◆ Written problem ◆
Convert the lines below into a Markdown table with the columns "No." and "Line", numbering each row and omitting blank lines.

BEGIN Extracted records

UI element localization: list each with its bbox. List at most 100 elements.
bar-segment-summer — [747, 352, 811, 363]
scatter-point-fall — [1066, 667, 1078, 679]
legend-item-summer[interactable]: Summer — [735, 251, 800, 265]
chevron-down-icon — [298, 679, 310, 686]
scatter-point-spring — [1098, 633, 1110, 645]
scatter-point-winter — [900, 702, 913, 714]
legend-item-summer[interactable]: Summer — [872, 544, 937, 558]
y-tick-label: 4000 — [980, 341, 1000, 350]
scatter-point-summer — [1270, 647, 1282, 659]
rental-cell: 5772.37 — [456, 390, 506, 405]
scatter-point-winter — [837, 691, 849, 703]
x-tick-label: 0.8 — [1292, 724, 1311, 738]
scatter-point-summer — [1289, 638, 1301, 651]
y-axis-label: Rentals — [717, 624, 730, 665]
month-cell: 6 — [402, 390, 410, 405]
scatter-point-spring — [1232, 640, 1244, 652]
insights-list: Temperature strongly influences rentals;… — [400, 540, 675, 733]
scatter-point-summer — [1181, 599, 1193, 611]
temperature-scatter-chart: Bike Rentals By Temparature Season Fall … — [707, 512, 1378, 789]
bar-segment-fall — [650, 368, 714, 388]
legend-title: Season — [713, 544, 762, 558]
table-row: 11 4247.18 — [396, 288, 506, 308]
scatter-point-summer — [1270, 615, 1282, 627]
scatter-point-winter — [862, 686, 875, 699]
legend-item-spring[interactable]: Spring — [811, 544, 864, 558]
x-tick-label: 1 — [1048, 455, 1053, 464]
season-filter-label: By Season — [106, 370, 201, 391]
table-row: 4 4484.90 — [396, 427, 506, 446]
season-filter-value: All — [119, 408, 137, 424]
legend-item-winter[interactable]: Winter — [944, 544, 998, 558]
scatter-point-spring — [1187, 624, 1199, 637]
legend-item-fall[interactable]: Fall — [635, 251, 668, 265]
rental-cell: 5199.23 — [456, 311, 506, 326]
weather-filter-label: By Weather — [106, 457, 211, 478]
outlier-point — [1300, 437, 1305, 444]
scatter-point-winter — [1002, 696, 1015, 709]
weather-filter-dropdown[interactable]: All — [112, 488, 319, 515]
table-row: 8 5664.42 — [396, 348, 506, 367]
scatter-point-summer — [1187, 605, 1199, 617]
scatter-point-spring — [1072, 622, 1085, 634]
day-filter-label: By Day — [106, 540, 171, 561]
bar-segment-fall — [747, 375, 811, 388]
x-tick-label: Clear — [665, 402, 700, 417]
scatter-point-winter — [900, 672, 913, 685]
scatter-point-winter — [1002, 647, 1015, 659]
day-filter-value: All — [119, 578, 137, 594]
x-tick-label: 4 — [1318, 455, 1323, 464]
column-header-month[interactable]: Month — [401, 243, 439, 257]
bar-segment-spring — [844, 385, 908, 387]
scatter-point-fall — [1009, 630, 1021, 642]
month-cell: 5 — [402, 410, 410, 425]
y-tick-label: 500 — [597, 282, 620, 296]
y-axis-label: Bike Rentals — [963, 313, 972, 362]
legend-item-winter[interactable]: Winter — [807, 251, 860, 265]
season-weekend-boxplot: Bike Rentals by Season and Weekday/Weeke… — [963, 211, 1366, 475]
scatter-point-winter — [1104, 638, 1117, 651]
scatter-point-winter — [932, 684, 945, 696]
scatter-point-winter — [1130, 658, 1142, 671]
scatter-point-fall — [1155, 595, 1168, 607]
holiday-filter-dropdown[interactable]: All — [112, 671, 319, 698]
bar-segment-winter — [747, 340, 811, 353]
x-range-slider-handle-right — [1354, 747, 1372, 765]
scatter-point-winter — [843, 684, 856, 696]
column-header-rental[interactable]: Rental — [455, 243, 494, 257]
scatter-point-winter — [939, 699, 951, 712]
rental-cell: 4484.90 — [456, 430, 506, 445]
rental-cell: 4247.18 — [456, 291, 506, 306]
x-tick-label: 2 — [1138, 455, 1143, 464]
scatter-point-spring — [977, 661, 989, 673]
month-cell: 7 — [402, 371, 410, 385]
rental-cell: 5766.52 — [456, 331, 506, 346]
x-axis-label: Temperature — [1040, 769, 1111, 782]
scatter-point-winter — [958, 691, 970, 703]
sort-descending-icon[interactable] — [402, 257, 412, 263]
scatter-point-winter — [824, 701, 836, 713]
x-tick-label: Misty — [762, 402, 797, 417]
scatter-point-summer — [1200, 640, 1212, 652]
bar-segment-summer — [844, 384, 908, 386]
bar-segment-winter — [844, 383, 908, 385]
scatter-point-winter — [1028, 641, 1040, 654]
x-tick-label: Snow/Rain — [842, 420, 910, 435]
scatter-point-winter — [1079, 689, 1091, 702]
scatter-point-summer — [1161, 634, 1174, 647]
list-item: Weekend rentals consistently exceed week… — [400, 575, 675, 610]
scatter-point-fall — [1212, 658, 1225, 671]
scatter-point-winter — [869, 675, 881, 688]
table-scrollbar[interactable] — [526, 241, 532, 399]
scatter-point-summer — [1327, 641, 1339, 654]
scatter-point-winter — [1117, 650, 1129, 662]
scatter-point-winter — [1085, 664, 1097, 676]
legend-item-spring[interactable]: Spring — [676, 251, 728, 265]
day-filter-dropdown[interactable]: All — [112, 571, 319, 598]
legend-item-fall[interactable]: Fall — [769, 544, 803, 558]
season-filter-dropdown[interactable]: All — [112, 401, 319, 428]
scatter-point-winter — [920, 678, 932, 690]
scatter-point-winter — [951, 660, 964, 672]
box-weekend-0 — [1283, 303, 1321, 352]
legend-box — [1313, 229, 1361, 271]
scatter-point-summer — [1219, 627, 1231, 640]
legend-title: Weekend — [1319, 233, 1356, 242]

END Extracted records

◆ Task output ◆
| No. | Line |
|---|---|
| 1 | UI element localization: list each with its bbox. List at most 100 elements. |
| 2 | bar-segment-summer — [747, 352, 811, 363] |
| 3 | scatter-point-fall — [1066, 667, 1078, 679] |
| 4 | legend-item-summer[interactable]: Summer — [735, 251, 800, 265] |
| 5 | chevron-down-icon — [298, 679, 310, 686] |
| 6 | scatter-point-spring — [1098, 633, 1110, 645] |
| 7 | scatter-point-winter — [900, 702, 913, 714] |
| 8 | legend-item-summer[interactable]: Summer — [872, 544, 937, 558] |
| 9 | y-tick-label: 4000 — [980, 341, 1000, 350] |
| 10 | scatter-point-summer — [1270, 647, 1282, 659] |
| 11 | rental-cell: 5772.37 — [456, 390, 506, 405] |
| 12 | scatter-point-winter — [837, 691, 849, 703] |
| 13 | x-tick-label: 0.8 — [1292, 724, 1311, 738] |
| 14 | scatter-point-summer — [1289, 638, 1301, 651] |
| 15 | y-axis-label: Rentals — [717, 624, 730, 665] |
| 16 | month-cell: 6 — [402, 390, 410, 405] |
| 17 | scatter-point-spring — [1232, 640, 1244, 652] |
| 18 | insights-list: Temperature strongly influences rentals;… — [400, 540, 675, 733] |
| 19 | scatter-point-summer — [1181, 599, 1193, 611] |
| 20 | temperature-scatter-chart: Bike Rentals By Temparature Season Fall … — [707, 512, 1378, 789] |
| 21 | bar-segment-fall — [650, 368, 714, 388] |
| 22 | legend-title: Season — [713, 544, 762, 558] |
| 23 | table-row: 11 4247.18 — [396, 288, 506, 308] |
| 24 | scatter-point-summer — [1270, 615, 1282, 627] |
| 25 | scatter-point-winter — [862, 686, 875, 699] |
| 26 | legend-item-spring[interactable]: Spring — [811, 544, 864, 558] |
| 27 | x-tick-label: 1 — [1048, 455, 1053, 464] |
| 28 | season-filter-label: By Season — [106, 370, 201, 391] |
| 29 | table-row: 4 4484.90 — [396, 427, 506, 446] |
| 30 | season-filter-value: All — [119, 408, 137, 424] |
| 31 | legend-item-winter[interactable]: Winter — [944, 544, 998, 558] |
| 32 | scatter-point-spring — [1187, 624, 1199, 637] |
| 33 | legend-item-fall[interactable]: Fall — [635, 251, 668, 265] |
| 34 | rental-cell: 5199.23 — [456, 311, 506, 326] |
| 35 | weather-filter-label: By Weather — [106, 457, 211, 478] |
| 36 | outlier-point — [1300, 437, 1305, 444] |
| 37 | scatter-point-winter — [1002, 696, 1015, 709] |
| 38 | weather-filter-dropdown[interactable]: All — [112, 488, 319, 515] |
| 39 | table-row: 8 5664.42 — [396, 348, 506, 367] |
| 40 | scatter-point-summer — [1187, 605, 1199, 617] |
| 41 | scatter-point-spring — [1072, 622, 1085, 634] |
| 42 | day-filter-label: By Day — [106, 540, 171, 561] |
| 43 | bar-segment-fall — [747, 375, 811, 388] |
| 44 | x-tick-label: Clear — [665, 402, 700, 417] |
| 45 | scatter-point-winter — [900, 672, 913, 685] |
| 46 | scatter-point-winter — [1002, 647, 1015, 659] |
| 47 | day-filter-value: All — [119, 578, 137, 594] |
| 48 | x-tick-label: 4 — [1318, 455, 1323, 464] |
| 49 | column-header-month[interactable]: Month — [401, 243, 439, 257] |
| 50 | bar-segment-spring — [844, 385, 908, 387] |
| 51 | scatter-point-fall — [1009, 630, 1021, 642] |
| 52 | month-cell: 5 — [402, 410, 410, 425] |
| 53 | y-tick-label: 500 — [597, 282, 620, 296] |
| 54 | y-axis-label: Bike Rentals — [963, 313, 972, 362] |
| 55 | legend-item-winter[interactable]: Winter — [807, 251, 860, 265] |
| 56 | season-weekend-boxplot: Bike Rentals by Season and Weekday/Weeke… — [963, 211, 1366, 475] |
| 57 | scatter-point-winter — [1104, 638, 1117, 651] |
| 58 | scatter-point-winter — [932, 684, 945, 696] |
| 59 | scatter-point-winter — [1130, 658, 1142, 671] |
| 60 | scatter-point-fall — [1155, 595, 1168, 607] |
| 61 | holiday-filter-dropdown[interactable]: All — [112, 671, 319, 698] |
| 62 | bar-segment-winter — [747, 340, 811, 353] |
| 63 | x-range-slider-handle-right — [1354, 747, 1372, 765] |
| 64 | scatter-point-winter — [843, 684, 856, 696] |
| 65 | column-header-rental[interactable]: Rental — [455, 243, 494, 257] |
| 66 | scatter-point-winter — [939, 699, 951, 712] |
| 67 | rental-cell: 4484.90 — [456, 430, 506, 445] |
| 68 | rental-cell: 4247.18 — [456, 291, 506, 306] |
| 69 | x-tick-label: 2 — [1138, 455, 1143, 464] |
| 70 | scatter-point-spring — [977, 661, 989, 673] |
| 71 | month-cell: 7 — [402, 371, 410, 385] |
| 72 | rental-cell: 5766.52 — [456, 331, 506, 346] |
| 73 | x-axis-label: Temperature — [1040, 769, 1111, 782] |
| 74 | scatter-point-winter — [958, 691, 970, 703] |
| 75 | sort-descending-icon[interactable] — [402, 257, 412, 263] |
| 76 | scatter-point-winter — [824, 701, 836, 713] |
| 77 | x-tick-label: Misty — [762, 402, 797, 417] |
| 78 | scatter-point-summer — [1200, 640, 1212, 652] |
| 79 | bar-segment-summer — [844, 384, 908, 386] |
| 80 | bar-segment-winter — [844, 383, 908, 385] |
| 81 | scatter-point-winter — [1028, 641, 1040, 654] |
| 82 | x-tick-label: Snow/Rain — [842, 420, 910, 435] |
| 83 | scatter-point-winter — [1079, 689, 1091, 702] |
| 84 | scatter-point-summer — [1161, 634, 1174, 647] |
| 85 | list-item: Weekend rentals consistently exceed week… — [400, 575, 675, 610] |
| 86 | scatter-point-fall — [1212, 658, 1225, 671] |
| 87 | scatter-point-winter — [869, 675, 881, 688] |
| 88 | table-scrollbar[interactable] — [526, 241, 532, 399] |
| 89 | scatter-point-summer — [1327, 641, 1339, 654] |
| 90 | scatter-point-winter — [1117, 650, 1129, 662] |
| 91 | scatter-point-winter — [1085, 664, 1097, 676] |
| 92 | legend-item-spring[interactable]: Spring — [676, 251, 728, 265] |
| 93 | day-filter-dropdown[interactable]: All — [112, 571, 319, 598] |
| 94 | legend-item-fall[interactable]: Fall — [769, 544, 803, 558] |
| 95 | season-filter-dropdown[interactable]: All — [112, 401, 319, 428] |
| 96 | scatter-point-winter — [920, 678, 932, 690] |
| 97 | scatter-point-winter — [951, 660, 964, 672] |
| 98 | box-weekend-0 — [1283, 303, 1321, 352] |
| 99 | legend-box — [1313, 229, 1361, 271] |
| 100 | scatter-point-summer — [1219, 627, 1231, 640] |
| 101 | legend-title: Weekend — [1319, 233, 1356, 242] |